### WHAT YOU WILL DO
Transcribe the records below exactly.

>> begin RECORDS FOR THIS TASK

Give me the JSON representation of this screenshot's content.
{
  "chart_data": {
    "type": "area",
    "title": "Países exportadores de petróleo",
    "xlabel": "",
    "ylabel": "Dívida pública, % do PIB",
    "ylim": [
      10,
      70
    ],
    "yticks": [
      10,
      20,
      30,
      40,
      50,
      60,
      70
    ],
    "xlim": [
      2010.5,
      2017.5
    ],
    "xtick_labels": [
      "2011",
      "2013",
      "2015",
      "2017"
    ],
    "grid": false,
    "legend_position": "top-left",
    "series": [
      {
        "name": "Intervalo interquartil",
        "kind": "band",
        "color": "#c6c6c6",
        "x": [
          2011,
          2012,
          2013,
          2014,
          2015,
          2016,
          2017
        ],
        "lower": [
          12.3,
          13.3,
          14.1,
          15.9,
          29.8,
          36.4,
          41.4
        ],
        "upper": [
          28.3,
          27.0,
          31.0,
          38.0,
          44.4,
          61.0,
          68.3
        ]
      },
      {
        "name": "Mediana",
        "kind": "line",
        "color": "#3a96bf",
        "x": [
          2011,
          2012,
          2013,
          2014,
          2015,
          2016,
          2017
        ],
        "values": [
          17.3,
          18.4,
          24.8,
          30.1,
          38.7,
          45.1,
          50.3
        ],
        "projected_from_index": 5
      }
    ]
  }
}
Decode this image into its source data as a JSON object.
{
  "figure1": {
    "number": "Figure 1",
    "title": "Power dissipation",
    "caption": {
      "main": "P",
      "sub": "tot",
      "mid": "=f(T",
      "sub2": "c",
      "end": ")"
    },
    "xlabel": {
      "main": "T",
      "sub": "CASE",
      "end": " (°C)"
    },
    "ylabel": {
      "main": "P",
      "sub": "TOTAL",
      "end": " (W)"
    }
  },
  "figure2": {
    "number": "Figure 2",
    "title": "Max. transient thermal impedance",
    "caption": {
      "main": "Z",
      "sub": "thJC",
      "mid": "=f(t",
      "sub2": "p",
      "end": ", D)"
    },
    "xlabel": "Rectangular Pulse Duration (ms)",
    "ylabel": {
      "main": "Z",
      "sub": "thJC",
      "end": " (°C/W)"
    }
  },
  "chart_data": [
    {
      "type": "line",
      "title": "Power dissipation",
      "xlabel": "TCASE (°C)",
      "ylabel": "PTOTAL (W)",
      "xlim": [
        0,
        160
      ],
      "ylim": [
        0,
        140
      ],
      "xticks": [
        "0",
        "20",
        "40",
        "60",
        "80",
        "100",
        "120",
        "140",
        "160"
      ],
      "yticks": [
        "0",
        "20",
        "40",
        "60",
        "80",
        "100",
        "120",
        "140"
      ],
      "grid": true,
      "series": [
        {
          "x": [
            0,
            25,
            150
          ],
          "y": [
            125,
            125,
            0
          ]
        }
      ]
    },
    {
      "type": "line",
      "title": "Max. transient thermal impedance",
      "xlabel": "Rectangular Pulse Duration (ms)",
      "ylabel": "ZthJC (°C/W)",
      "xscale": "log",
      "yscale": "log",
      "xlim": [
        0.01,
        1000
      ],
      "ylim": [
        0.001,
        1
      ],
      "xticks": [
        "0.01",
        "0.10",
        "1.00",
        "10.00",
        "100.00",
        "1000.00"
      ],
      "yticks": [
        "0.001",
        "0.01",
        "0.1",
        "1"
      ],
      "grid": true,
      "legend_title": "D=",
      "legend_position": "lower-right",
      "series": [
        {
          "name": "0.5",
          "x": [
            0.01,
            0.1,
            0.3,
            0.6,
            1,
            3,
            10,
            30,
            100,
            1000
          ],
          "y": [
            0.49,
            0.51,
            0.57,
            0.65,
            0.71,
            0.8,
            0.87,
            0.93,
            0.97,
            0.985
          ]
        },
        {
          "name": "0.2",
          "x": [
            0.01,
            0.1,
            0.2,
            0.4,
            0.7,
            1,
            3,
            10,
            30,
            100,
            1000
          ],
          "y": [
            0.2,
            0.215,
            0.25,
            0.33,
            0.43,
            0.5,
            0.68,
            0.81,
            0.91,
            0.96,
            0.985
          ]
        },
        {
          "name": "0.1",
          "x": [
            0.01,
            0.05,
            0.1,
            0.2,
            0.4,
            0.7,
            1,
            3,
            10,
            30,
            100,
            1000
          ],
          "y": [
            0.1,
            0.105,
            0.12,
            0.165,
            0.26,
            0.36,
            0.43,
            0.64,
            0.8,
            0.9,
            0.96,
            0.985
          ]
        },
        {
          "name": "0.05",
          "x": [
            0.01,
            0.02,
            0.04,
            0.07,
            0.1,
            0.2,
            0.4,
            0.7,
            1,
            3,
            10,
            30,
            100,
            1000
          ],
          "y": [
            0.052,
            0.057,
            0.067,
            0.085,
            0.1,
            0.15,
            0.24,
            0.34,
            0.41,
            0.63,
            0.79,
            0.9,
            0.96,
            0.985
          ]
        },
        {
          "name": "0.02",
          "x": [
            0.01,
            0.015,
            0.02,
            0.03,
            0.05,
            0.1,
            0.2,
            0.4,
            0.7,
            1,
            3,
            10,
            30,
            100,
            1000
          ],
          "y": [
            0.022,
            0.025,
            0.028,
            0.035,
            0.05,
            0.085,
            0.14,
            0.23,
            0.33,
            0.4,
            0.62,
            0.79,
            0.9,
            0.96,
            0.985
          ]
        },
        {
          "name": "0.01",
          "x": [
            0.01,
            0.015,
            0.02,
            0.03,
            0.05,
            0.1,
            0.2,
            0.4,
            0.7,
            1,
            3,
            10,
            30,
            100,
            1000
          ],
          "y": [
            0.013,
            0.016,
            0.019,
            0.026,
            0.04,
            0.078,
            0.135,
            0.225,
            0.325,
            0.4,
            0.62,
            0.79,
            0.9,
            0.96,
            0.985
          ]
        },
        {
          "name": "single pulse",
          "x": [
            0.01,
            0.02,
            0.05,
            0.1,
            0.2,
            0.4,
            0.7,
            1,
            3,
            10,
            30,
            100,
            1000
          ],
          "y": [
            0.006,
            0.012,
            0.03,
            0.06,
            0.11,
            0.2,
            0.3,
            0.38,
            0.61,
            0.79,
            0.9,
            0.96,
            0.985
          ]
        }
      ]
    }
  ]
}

>> end RECORDS FOR THIS TASK

### ANSWER FOR THIS EXERCISE
Give me the JSON representation of this screenshot's content.
{
  "chart_data": {
    "type": "area",
    "title": "Países exportadores de petróleo",
    "xlabel": "",
    "ylabel": "Dívida pública, % do PIB",
    "ylim": [
      10,
      70
    ],
    "yticks": [
      10,
      20,
      30,
      40,
      50,
      60,
      70
    ],
    "xlim": [
      2010.5,
      2017.5
    ],
    "xtick_labels": [
      "2011",
      "2013",
      "2015",
      "2017"
    ],
    "grid": false,
    "legend_position": "top-left",
    "series": [
      {
        "name": "Intervalo interquartil",
        "kind": "band",
        "color": "#c6c6c6",
        "x": [
          2011,
          2012,
          2013,
          2014,
          2015,
          2016,
          2017
        ],
        "lower": [
          12.3,
          13.3,
          14.1,
          15.9,
          29.8,
          36.4,
          41.4
        ],
        "upper": [
          28.3,
          27.0,
          31.0,
          38.0,
          44.4,
          61.0,
          68.3
        ]
      },
      {
        "name": "Mediana",
        "kind": "line",
        "color": "#3a96bf",
        "x": [
          2011,
          2012,
          2013,
          2014,
          2015,
          2016,
          2017
        ],
        "values": [
          17.3,
          18.4,
          24.8,
          30.1,
          38.7,
          45.1,
          50.3
        ],
        "projected_from_index": 5
      }
    ]
  }
}
Decode this image into its source data as a JSON object.
{
  "figure1": {
    "number": "Figure 1",
    "title": "Power dissipation",
    "caption": {
      "main": "P",
      "sub": "tot",
      "mid": "=f(T",
      "sub2": "c",
      "end": ")"
    },
    "xlabel": {
      "main": "T",
      "sub": "CASE",
      "end": " (°C)"
    },
    "ylabel": {
      "main": "P",
      "sub": "TOTAL",
      "end": " (W)"
    }
  },
  "figure2": {
    "number": "Figure 2",
    "title": "Max. transient thermal impedance",
    "caption": {
      "main": "Z",
      "sub": "thJC",
      "mid": "=f(t",
      "sub2": "p",
      "end": ", D)"
    },
    "xlabel": "Rectangular Pulse Duration (ms)",
    "ylabel": {
      "main": "Z",
      "sub": "thJC",
      "end": " (°C/W)"
    }
  },
  "chart_data": [
    {
      "type": "line",
      "title": "Power dissipation",
      "xlabel": "TCASE (°C)",
      "ylabel": "PTOTAL (W)",
      "xlim": [
        0,
        160
      ],
      "ylim": [
        0,
        140
      ],
      "xticks": [
        "0",
        "20",
        "40",
        "60",
        "80",
        "100",
        "120",
        "140",
        "160"
      ],
      "yticks": [
        "0",
        "20",
        "40",
        "60",
        "80",
        "100",
        "120",
        "140"
      ],
      "grid": true,
      "series": [
        {
          "x": [
            0,
            25,
            150
          ],
          "y": [
            125,
            125,
            0
          ]
        }
      ]
    },
    {
      "type": "line",
      "title": "Max. transient thermal impedance",
      "xlabel": "Rectangular Pulse Duration (ms)",
      "ylabel": "ZthJC (°C/W)",
      "xscale": "log",
      "yscale": "log",
      "xlim": [
        0.01,
        1000
      ],
      "ylim": [
        0.001,
        1
      ],
      "xticks": [
        "0.01",
        "0.10",
        "1.00",
        "10.00",
        "100.00",
        "1000.00"
      ],
      "yticks": [
        "0.001",
        "0.01",
        "0.1",
        "1"
      ],
      "grid": true,
      "legend_title": "D=",
      "legend_position": "lower-right",
      "series": [
        {
          "name": "0.5",
          "x": [
            0.01,
            0.1,
            0.3,
            0.6,
            1,
            3,
            10,
            30,
            100,
            1000
          ],
          "y": [
            0.49,
            0.51,
            0.57,
            0.65,
            0.71,
            0.8,
            0.87,
            0.93,
            0.97,
            0.985
          ]
        },
        {
          "name": "0.2",
          "x": [
            0.01,
            0.1,
            0.2,
            0.4,
            0.7,
            1,
            3,
            10,
            30,
            100,
            1000
          ],
          "y": [
            0.2,
            0.215,
            0.25,
            0.33,
            0.43,
            0.5,
            0.68,
            0.81,
            0.91,
            0.96,
            0.985
          ]
        },
        {
          "name": "0.1",
          "x": [
            0.01,
            0.05,
            0.1,
            0.2,
            0.4,
            0.7,
            1,
            3,
            10,
            30,
            100,
            1000
          ],
          "y": [
            0.1,
            0.105,
            0.12,
            0.165,
            0.26,
            0.36,
            0.43,
            0.64,
            0.8,
            0.9,
            0.96,
            0.985
          ]
        },
        {
          "name": "0.05",
          "x": [
            0.01,
            0.02,
            0.04,
            0.07,
            0.1,
            0.2,
            0.4,
            0.7,
            1,
            3,
            10,
            30,
            100,
            1000
          ],
          "y": [
            0.052,
            0.057,
            0.067,
            0.085,
            0.1,
            0.15,
            0.24,
            0.34,
            0.41,
            0.63,
            0.79,
            0.9,
            0.96,
            0.985
          ]
        },
        {
          "name": "0.02",
          "x": [
            0.01,
            0.015,
            0.02,
            0.03,
            0.05,
            0.1,
            0.2,
            0.4,
            0.7,
            1,
            3,
            10,
            30,
            100,
            1000
          ],
          "y": [
            0.022,
            0.025,
            0.028,
            0.035,
            0.05,
            0.085,
            0.14,
            0.23,
            0.33,
            0.4,
            0.62,
            0.79,
            0.9,
            0.96,
            0.985
          ]
        },
        {
          "name": "0.01",
          "x": [
            0.01,
            0.015,
            0.02,
            0.03,
            0.05,
            0.1,
            0.2,
            0.4,
            0.7,
            1,
            3,
            10,
            30,
            100,
            1000
          ],
          "y": [
            0.013,
            0.016,
            0.019,
            0.026,
            0.04,
            0.078,
            0.135,
            0.225,
            0.325,
            0.4,
            0.62,
            0.79,
            0.9,
            0.96,
            0.985
          ]
        },
        {
          "name": "single pulse",
          "x": [
            0.01,
            0.02,
            0.05,
            0.1,
            0.2,
            0.4,
            0.7,
            1,
            3,
            10,
            30,
            100,
            1000
          ],
          "y": [
            0.006,
            0.012,
            0.03,
            0.06,
            0.11,
            0.2,
            0.3,
            0.38,
            0.61,
            0.79,
            0.9,
            0.96,
            0.985
          ]
        }
      ]
    }
  ]
}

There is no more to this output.